## WHAT YOU HAVE TO DO
Make an exact copy of the lines below.

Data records
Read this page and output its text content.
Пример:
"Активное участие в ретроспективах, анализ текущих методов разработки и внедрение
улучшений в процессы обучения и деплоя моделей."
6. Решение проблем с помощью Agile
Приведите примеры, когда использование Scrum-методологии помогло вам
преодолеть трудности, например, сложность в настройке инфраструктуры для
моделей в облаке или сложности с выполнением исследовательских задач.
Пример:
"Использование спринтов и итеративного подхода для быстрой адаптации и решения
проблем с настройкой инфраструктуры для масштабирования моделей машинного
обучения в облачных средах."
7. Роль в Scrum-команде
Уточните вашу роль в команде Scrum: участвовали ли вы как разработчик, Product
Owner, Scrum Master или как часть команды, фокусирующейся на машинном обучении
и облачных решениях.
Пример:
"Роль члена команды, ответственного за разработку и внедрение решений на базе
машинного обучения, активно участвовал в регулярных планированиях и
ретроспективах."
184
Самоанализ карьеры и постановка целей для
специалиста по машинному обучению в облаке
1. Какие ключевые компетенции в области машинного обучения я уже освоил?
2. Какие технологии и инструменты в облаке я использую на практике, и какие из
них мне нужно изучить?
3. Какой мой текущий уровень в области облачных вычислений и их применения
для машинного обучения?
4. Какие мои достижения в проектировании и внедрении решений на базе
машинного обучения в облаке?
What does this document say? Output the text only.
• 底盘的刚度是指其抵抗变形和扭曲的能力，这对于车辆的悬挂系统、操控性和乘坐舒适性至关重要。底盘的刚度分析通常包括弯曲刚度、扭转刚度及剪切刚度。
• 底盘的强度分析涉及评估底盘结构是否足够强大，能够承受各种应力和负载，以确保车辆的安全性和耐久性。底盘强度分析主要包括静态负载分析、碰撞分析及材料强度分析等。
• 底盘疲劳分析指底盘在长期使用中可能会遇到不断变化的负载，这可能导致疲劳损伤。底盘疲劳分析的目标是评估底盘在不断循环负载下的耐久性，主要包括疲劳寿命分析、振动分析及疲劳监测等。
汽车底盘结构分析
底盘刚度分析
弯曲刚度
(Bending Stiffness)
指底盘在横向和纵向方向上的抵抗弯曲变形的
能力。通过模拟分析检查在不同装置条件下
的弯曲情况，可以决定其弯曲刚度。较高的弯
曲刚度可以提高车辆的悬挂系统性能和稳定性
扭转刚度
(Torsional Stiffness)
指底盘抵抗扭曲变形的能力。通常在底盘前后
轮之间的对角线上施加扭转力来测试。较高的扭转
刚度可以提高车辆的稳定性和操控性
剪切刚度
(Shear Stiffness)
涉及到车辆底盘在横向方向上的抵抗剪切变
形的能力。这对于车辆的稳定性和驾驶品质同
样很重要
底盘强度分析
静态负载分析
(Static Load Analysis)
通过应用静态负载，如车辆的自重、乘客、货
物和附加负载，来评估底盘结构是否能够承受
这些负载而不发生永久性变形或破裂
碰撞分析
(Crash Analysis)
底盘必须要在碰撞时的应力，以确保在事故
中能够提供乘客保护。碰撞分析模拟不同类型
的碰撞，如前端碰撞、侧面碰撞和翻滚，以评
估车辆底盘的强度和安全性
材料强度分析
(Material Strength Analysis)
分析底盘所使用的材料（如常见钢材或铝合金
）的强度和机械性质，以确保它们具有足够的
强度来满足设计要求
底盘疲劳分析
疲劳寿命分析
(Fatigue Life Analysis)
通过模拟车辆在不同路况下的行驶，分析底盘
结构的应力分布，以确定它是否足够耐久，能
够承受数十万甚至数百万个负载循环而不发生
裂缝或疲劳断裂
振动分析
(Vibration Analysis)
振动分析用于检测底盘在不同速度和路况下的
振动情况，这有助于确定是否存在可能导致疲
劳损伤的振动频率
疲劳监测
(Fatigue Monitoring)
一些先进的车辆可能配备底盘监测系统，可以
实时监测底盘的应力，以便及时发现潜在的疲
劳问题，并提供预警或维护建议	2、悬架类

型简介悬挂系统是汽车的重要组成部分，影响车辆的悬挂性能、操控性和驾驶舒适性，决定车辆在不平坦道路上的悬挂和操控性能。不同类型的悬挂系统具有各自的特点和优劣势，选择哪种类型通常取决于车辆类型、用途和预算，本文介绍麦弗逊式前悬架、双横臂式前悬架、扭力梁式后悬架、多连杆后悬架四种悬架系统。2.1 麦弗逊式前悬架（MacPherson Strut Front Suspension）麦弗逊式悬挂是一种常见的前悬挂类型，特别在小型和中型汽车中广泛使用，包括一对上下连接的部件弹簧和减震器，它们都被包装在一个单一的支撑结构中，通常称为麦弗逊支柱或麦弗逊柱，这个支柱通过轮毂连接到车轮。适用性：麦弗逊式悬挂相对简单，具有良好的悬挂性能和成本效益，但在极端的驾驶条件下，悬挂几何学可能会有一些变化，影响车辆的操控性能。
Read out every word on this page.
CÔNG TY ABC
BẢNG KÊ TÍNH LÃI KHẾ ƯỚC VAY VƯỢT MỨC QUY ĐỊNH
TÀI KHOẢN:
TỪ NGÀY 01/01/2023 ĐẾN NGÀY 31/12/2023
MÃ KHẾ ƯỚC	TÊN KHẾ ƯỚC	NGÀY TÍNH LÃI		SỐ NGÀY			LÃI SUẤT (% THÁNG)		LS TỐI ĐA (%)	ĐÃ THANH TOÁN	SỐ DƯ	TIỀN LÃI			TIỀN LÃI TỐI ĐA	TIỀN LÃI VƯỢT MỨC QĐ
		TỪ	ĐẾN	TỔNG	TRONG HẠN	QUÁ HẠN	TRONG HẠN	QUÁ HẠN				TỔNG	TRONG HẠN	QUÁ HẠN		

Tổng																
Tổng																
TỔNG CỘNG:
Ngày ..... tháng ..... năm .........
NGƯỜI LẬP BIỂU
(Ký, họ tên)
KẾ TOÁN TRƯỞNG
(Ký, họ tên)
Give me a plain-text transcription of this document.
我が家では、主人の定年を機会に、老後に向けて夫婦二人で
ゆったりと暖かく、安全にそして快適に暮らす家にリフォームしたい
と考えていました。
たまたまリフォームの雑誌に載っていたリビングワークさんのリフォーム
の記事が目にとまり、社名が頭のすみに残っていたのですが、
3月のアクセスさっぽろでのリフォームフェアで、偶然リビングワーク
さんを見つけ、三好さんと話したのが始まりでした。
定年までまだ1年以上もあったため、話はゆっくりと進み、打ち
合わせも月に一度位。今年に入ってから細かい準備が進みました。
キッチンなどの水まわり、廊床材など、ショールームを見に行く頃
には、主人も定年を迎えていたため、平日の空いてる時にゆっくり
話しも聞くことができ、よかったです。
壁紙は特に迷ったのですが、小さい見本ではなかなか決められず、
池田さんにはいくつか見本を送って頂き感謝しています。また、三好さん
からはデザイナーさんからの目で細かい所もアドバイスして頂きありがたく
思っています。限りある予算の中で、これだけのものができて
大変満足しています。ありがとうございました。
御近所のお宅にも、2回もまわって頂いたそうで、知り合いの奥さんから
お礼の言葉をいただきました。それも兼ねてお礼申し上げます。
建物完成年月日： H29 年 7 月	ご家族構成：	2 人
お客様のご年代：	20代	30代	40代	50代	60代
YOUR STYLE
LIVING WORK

## SOLUTION FOR THIS EXERCISE
Read this page and output its text content.
Пример:
"Активное участие в ретроспективах, анализ текущих методов разработки и внедрение
улучшений в процессы обучения и деплоя моделей."
6. Решение проблем с помощью Agile
Приведите примеры, когда использование Scrum-методологии помогло вам
преодолеть трудности, например, сложность в настройке инфраструктуры для
моделей в облаке или сложности с выполнением исследовательских задач.
Пример:
"Использование спринтов и итеративного подхода для быстрой адаптации и решения
проблем с настройкой инфраструктуры для масштабирования моделей машинного
обучения в облачных средах."
7. Роль в Scrum-команде
Уточните вашу роль в команде Scrum: участвовали ли вы как разработчик, Product
Owner, Scrum Master или как часть команды, фокусирующейся на машинном обучении
и облачных решениях.
Пример:
"Роль члена команды, ответственного за разработку и внедрение решений на базе
машинного обучения, активно участвовал в регулярных планированиях и
ретроспективах."
184
Самоанализ карьеры и постановка целей для
специалиста по машинному обучению в облаке
1. Какие ключевые компетенции в области машинного обучения я уже освоил?
2. Какие технологии и инструменты в облаке я использую на практике, и какие из
них мне нужно изучить?
3. Какой мой текущий уровень в области облачных вычислений и их применения
для машинного обучения?
4. Какие мои достижения в проектировании и внедрении решений на базе
машинного обучения в облаке?
What does this document say? Output the text only.
• 底盘的刚度是指其抵抗变形和扭曲的能力，这对于车辆的悬挂系统、操控性和乘坐舒适性至关重要。底盘的刚度分析通常包括弯曲刚度、扭转刚度及剪切刚度。
• 底盘的强度分析涉及评估底盘结构是否足够强大，能够承受各种应力和负载，以确保车辆的安全性和耐久性。底盘强度分析主要包括静态负载分析、碰撞分析及材料强度分析等。
• 底盘疲劳分析指底盘在长期使用中可能会遇到不断变化的负载，这可能导致疲劳损伤。底盘疲劳分析的目标是评估底盘在不断循环负载下的耐久性，主要包括疲劳寿命分析、振动分析及疲劳监测等。
汽车底盘结构分析
底盘刚度分析
弯曲刚度
(Bending Stiffness)
指底盘在横向和纵向方向上的抵抗弯曲变形的
能力。通过模拟分析检查在不同装置条件下
的弯曲情况，可以决定其弯曲刚度。较高的弯
曲刚度可以提高车辆的悬挂系统性能和稳定性
扭转刚度
(Torsional Stiffness)
指底盘抵抗扭曲变形的能力。通常在底盘前后
轮之间的对角线上施加扭转力来测试。较高的扭转
刚度可以提高车辆的稳定性和操控性
剪切刚度
(Shear Stiffness)
涉及到车辆底盘在横向方向上的抵抗剪切变
形的能力。这对于车辆的稳定性和驾驶品质同
样很重要
底盘强度分析
静态负载分析
(Static Load Analysis)
通过应用静态负载，如车辆的自重、乘客、货
物和附加负载，来评估底盘结构是否能够承受
这些负载而不发生永久性变形或破裂
碰撞分析
(Crash Analysis)
底盘必须要在碰撞时的应力，以确保在事故
中能够提供乘客保护。碰撞分析模拟不同类型
的碰撞，如前端碰撞、侧面碰撞和翻滚，以评
估车辆底盘的强度和安全性
材料强度分析
(Material Strength Analysis)
分析底盘所使用的材料（如常见钢材或铝合金
）的强度和机械性质，以确保它们具有足够的
强度来满足设计要求
底盘疲劳分析
疲劳寿命分析
(Fatigue Life Analysis)
通过模拟车辆在不同路况下的行驶，分析底盘
结构的应力分布，以确定它是否足够耐久，能
够承受数十万甚至数百万个负载循环而不发生
裂缝或疲劳断裂
振动分析
(Vibration Analysis)
振动分析用于检测底盘在不同速度和路况下的
振动情况，这有助于确定是否存在可能导致疲
劳损伤的振动频率
疲劳监测
(Fatigue Monitoring)
一些先进的车辆可能配备底盘监测系统，可以
实时监测底盘的应力，以便及时发现潜在的疲
劳问题，并提供预警或维护建议	2、悬架类

型简介悬挂系统是汽车的重要组成部分，影响车辆的悬挂性能、操控性和驾驶舒适性，决定车辆在不平坦道路上的悬挂和操控性能。不同类型的悬挂系统具有各自的特点和优劣势，选择哪种类型通常取决于车辆类型、用途和预算，本文介绍麦弗逊式前悬架、双横臂式前悬架、扭力梁式后悬架、多连杆后悬架四种悬架系统。2.1 麦弗逊式前悬架（MacPherson Strut Front Suspension）麦弗逊式悬挂是一种常见的前悬挂类型，特别在小型和中型汽车中广泛使用，包括一对上下连接的部件弹簧和减震器，它们都被包装在一个单一的支撑结构中，通常称为麦弗逊支柱或麦弗逊柱，这个支柱通过轮毂连接到车轮。适用性：麦弗逊式悬挂相对简单，具有良好的悬挂性能和成本效益，但在极端的驾驶条件下，悬挂几何学可能会有一些变化，影响车辆的操控性能。
Read out every word on this page.
CÔNG TY ABC
BẢNG KÊ TÍNH LÃI KHẾ ƯỚC VAY VƯỢT MỨC QUY ĐỊNH
TÀI KHOẢN:
TỪ NGÀY 01/01/2023 ĐẾN NGÀY 31/12/2023
MÃ KHẾ ƯỚC	TÊN KHẾ ƯỚC	NGÀY TÍNH LÃI		SỐ NGÀY			LÃI SUẤT (% THÁNG)		LS TỐI ĐA (%)	ĐÃ THANH TOÁN	SỐ DƯ	TIỀN LÃI			TIỀN LÃI TỐI ĐA	TIỀN LÃI VƯỢT MỨC QĐ
		TỪ	ĐẾN	TỔNG	TRONG HẠN	QUÁ HẠN	TRONG HẠN	QUÁ HẠN				TỔNG	TRONG HẠN	QUÁ HẠN		

Tổng																
Tổng																
TỔNG CỘNG:
Ngày ..... tháng ..... năm .........
NGƯỜI LẬP BIỂU
(Ký, họ tên)
KẾ TOÁN TRƯỞNG
(Ký, họ tên)
Give me a plain-text transcription of this document.
我が家では、主人の定年を機会に、老後に向けて夫婦二人で
ゆったりと暖かく、安全にそして快適に暮らす家にリフォームしたい
と考えていました。
たまたまリフォームの雑誌に載っていたリビングワークさんのリフォーム
の記事が目にとまり、社名が頭のすみに残っていたのですが、
3月のアクセスさっぽろでのリフォームフェアで、偶然リビングワーク
さんを見つけ、三好さんと話したのが始まりでした。
定年までまだ1年以上もあったため、話はゆっくりと進み、打ち
合わせも月に一度位。今年に入ってから細かい準備が進みました。
キッチンなどの水まわり、廊床材など、ショールームを見に行く頃
には、主人も定年を迎えていたため、平日の空いてる時にゆっくり
話しも聞くことができ、よかったです。
壁紙は特に迷ったのですが、小さい見本ではなかなか決められず、
池田さんにはいくつか見本を送って頂き感謝しています。また、三好さん
からはデザイナーさんからの目で細かい所もアドバイスして頂きありがたく
思っています。限りある予算の中で、これだけのものができて
大変満足しています。ありがとうございました。
御近所のお宅にも、2回もまわって頂いたそうで、知り合いの奥さんから
お礼の言葉をいただきました。それも兼ねてお礼申し上げます。
建物完成年月日： H29 年 7 月	ご家族構成：	2 人
お客様のご年代：	20代	30代	40代	50代	60代
YOUR STYLE
LIVING WORK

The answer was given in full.